→ **Written exercise**:
Say how many lines in the records include the string "this", adding no other words.
— Begin Provided entries —
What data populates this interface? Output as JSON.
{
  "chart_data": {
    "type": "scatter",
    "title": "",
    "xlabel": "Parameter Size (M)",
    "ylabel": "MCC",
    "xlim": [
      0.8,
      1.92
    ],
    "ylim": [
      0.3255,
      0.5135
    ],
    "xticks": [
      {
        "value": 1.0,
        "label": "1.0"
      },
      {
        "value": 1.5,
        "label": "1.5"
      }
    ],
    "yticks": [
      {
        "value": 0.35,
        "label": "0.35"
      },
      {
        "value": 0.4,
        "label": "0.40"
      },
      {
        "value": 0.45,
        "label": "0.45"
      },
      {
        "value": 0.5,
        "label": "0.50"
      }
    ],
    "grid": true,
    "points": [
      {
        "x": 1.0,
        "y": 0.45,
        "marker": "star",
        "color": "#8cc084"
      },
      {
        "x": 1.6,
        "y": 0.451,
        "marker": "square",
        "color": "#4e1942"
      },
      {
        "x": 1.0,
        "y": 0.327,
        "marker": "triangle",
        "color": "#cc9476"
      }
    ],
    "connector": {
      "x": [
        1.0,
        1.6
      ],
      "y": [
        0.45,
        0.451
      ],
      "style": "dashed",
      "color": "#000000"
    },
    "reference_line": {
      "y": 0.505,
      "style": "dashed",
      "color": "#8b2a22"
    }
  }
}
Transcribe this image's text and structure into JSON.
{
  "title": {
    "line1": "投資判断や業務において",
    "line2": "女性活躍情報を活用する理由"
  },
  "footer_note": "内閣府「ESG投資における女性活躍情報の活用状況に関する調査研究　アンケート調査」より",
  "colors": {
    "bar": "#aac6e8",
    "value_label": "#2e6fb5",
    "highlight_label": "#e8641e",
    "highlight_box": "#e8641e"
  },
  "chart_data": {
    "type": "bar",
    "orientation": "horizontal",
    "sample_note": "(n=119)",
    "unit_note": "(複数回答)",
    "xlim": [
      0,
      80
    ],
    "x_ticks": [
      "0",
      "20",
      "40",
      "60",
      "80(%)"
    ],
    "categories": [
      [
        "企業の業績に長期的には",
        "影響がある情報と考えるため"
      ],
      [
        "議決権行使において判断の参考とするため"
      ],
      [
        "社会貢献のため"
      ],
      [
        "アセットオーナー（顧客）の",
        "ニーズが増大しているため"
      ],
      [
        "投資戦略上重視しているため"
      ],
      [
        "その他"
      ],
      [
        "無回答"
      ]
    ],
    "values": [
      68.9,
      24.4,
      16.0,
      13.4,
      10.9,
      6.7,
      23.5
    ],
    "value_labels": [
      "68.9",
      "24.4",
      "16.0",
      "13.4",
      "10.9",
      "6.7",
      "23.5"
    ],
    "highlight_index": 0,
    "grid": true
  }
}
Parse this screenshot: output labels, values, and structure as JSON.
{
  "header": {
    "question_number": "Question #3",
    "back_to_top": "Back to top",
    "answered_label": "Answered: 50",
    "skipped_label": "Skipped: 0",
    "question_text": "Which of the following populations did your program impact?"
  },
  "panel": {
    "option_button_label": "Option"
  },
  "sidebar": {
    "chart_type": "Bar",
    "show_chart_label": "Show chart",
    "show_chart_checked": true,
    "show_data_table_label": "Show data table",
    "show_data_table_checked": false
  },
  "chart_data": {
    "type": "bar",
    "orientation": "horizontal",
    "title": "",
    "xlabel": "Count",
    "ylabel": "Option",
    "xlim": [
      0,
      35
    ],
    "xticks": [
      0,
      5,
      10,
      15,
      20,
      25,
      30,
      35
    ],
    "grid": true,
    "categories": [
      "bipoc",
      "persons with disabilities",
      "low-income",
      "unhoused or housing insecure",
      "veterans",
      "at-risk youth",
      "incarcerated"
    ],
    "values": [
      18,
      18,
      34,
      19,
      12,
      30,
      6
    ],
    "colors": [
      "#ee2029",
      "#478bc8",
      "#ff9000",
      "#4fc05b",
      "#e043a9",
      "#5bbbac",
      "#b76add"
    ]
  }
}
— End Provided entries —
→ **The answer**:
3